:: EXTRACT PROVIDED ::
Dynamics of Bats’ Drinking Flight and Plant Leaf Interactions with Prof. Sunghwan Jung

Prof. Sunghwan (Sunny) Jung from Department of Biological and Environmental Engineering, Cornell University

“In nature, animals and plants exhibit interesting dynamics in the way they interact with air flows. In this presentation, I will discuss two intriguing examples that highlight how bats or plants disturb the surrounding air flows to achieve specific behaviors.

Bats possess extraordinary flight capabilities, relying on the intricate structure of their skeletal wings and flexible wing membranes. One remarkable maneuver is drinking while in flight, which necessitates specialized kinematics. In our study, we conduct a comparative analysis between straight flight and drinking flight modes in bats, utilizing a combination of experimental and theoretical approaches. High-speed video recordings are performed on two bat species, Hipposideros pratti and Rhinolophus ferrumequinum, within a controlled flight room. By conducting kinematic analysis and reconstructing landmark points in 3D, we observe that during drinking flight, bats reduce flapping amplitude while increasing flapping frequency compared to straight flight. Moreover, we perform aerodynamic analyses based on quasi-steady lift and drag force models for both forward flight and maneuvering flight during drinking.

Plant leaves, on the other hand, possess the ability to adapt and withstand fluidic stimuli in their natural environment. Rainfall, in particular, subjects plant leaves to impulsive stresses, causing them to twist, bend, and vibrate, ultimately leading to the dispersal of spores and allergens. These interactions between raindrops and leaves have raised several scientific questions and practical applications. As raindrops or wind forces act upon the lamina, the leaf undergoes twisting and bending motions. The vibrating motion of the leaf induces flow coherence and enhances the transport of spores. Through Lagrangian diagnostics, we have further discovered the presence of hyperbolic and elliptical coherent structures around fluttering leaves, providing a dynamic description of spore transport.

These studies shed light on the remarkable ways in which animals and plants manipulate air flows for their specific needs. Understanding these phenomena not only deepens our scientific knowledge but also holds potential for practical applications.”
:::
:: MATERIAL SHOWN ::
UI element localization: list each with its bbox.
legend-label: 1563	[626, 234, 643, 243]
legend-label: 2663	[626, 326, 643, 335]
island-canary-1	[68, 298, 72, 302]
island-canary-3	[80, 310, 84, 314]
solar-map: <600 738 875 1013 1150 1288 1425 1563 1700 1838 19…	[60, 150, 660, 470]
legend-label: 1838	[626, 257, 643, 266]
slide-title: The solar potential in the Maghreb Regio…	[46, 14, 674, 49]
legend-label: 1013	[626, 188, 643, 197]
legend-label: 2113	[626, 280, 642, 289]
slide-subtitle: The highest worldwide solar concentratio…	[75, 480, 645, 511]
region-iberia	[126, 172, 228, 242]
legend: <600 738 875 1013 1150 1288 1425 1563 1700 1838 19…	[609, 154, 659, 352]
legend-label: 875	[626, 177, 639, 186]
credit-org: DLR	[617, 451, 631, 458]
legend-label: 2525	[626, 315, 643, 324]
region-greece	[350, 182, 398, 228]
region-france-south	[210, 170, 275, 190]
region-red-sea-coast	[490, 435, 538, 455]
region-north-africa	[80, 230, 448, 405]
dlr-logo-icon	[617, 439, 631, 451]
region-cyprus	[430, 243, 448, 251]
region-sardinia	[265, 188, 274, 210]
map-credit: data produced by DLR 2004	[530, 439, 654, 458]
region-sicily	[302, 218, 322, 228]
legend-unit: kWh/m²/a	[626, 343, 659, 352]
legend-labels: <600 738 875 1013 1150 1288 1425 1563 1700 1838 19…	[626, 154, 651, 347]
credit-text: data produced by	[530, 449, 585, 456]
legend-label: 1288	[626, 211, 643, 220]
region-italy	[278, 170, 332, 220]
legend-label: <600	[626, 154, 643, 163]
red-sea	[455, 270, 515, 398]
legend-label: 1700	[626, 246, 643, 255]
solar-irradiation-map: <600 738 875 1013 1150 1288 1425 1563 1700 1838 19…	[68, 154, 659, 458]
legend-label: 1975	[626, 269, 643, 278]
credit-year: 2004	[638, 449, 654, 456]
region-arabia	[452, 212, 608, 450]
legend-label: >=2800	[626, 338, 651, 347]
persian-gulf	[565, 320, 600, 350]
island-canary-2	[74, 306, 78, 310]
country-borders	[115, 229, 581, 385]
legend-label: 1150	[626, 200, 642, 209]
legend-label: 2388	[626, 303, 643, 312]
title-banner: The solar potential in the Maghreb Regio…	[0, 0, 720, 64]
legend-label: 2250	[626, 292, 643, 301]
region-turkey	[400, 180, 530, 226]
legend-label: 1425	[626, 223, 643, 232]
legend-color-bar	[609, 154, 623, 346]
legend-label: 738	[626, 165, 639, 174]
:::
» **EXERCISE DESCRIPTION**: According to the talk abstract, which two bat species were filmed with high-speed video in the controlled flight room? The data are separate material and bear no relation to the talk abstract.

» **RESULT OF THIS TASK**: Hipposideros pratti and Rhinolophus ferrumequinum.